Dataset rows
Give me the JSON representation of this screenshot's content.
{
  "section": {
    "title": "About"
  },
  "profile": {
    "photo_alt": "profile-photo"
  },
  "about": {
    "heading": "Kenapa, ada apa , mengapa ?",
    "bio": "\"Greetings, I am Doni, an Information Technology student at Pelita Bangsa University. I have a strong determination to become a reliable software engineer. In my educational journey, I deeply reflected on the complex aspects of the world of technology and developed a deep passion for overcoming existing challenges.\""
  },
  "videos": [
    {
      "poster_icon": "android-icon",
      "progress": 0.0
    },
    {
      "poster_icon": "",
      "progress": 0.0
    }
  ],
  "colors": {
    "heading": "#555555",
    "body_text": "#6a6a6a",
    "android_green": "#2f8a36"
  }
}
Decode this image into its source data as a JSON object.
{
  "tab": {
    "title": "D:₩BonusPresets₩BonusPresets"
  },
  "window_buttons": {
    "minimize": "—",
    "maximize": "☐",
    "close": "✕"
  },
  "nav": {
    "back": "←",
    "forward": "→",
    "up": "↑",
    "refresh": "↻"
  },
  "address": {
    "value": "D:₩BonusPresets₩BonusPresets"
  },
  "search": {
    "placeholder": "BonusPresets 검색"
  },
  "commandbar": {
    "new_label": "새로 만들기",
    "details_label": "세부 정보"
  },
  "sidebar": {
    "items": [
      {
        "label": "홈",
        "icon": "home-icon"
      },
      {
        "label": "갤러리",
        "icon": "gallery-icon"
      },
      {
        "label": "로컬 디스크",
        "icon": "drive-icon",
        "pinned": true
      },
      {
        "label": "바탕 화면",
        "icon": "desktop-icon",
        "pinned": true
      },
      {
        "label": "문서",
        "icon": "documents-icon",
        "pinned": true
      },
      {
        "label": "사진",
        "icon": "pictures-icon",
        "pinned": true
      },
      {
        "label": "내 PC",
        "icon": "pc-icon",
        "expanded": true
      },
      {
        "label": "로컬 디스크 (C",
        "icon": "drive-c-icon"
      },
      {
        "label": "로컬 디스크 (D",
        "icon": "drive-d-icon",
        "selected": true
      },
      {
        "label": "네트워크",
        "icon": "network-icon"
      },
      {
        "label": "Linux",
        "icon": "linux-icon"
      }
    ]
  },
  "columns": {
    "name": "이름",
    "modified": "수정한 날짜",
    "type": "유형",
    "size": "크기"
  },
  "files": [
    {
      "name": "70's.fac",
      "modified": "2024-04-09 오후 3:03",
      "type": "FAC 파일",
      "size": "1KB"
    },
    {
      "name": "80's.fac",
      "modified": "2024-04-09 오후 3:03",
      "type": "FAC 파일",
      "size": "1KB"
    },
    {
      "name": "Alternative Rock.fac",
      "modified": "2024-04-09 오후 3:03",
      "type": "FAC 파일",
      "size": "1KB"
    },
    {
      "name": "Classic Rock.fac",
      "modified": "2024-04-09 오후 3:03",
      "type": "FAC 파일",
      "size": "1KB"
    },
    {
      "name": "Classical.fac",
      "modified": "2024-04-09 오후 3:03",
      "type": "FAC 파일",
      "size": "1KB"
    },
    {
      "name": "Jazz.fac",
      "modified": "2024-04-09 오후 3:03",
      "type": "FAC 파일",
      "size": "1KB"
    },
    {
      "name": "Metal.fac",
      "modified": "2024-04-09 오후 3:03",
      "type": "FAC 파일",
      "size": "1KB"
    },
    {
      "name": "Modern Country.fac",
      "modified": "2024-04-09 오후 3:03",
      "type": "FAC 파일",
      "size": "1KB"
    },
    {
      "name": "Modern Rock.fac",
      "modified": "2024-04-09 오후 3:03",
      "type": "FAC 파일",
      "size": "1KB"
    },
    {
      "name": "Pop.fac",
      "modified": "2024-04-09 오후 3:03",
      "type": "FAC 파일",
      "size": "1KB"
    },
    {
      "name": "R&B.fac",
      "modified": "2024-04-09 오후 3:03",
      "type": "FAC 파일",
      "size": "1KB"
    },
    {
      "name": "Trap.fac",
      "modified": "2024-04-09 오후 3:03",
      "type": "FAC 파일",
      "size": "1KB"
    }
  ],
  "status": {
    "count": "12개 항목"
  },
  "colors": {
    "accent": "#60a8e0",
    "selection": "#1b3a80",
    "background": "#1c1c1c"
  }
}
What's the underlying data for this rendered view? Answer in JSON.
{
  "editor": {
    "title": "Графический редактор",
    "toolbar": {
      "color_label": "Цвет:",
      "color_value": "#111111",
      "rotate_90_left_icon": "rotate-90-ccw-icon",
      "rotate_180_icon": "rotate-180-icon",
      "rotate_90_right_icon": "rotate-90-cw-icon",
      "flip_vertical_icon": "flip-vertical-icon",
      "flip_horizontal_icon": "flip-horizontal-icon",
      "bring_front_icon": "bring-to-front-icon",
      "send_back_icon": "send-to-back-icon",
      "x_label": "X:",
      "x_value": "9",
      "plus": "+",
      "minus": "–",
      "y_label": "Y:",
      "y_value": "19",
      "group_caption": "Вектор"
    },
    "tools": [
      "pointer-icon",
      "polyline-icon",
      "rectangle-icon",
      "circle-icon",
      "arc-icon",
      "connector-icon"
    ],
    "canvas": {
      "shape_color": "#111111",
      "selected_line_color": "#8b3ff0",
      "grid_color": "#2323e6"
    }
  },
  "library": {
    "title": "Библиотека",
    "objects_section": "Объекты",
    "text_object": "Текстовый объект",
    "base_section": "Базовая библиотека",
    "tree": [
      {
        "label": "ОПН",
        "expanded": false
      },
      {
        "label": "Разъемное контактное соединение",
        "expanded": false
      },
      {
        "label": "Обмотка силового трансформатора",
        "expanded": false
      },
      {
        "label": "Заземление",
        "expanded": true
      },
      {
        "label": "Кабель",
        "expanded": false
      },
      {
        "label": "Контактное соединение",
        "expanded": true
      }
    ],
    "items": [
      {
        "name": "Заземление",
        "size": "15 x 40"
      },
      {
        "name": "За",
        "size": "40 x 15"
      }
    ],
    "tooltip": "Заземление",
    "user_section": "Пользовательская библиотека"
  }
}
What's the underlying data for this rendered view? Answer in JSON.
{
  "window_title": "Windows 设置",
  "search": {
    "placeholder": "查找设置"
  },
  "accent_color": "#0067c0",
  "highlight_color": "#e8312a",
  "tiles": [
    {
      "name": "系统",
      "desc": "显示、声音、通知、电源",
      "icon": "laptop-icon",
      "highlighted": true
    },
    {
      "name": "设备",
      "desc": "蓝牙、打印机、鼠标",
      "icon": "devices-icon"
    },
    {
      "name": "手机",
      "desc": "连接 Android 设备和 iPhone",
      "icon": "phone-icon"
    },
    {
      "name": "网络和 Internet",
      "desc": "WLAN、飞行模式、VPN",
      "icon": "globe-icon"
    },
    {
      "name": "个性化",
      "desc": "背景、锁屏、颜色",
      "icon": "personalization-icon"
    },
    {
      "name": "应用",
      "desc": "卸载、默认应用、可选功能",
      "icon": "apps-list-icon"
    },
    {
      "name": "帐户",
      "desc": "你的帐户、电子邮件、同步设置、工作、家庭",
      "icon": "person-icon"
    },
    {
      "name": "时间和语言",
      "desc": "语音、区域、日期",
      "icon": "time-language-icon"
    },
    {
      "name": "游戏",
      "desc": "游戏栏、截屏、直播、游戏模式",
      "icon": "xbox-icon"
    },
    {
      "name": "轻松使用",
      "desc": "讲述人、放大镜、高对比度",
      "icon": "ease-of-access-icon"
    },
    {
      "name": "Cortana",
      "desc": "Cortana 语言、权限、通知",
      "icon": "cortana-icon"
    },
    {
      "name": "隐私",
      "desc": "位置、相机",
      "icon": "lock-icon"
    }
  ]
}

What the task asks
Gather from the records above every line containing the string "flip".

Task answer
      "flip_vertical_icon": "flip-vertical-icon",
      "flip_horizontal_icon": "flip-horizontal-icon",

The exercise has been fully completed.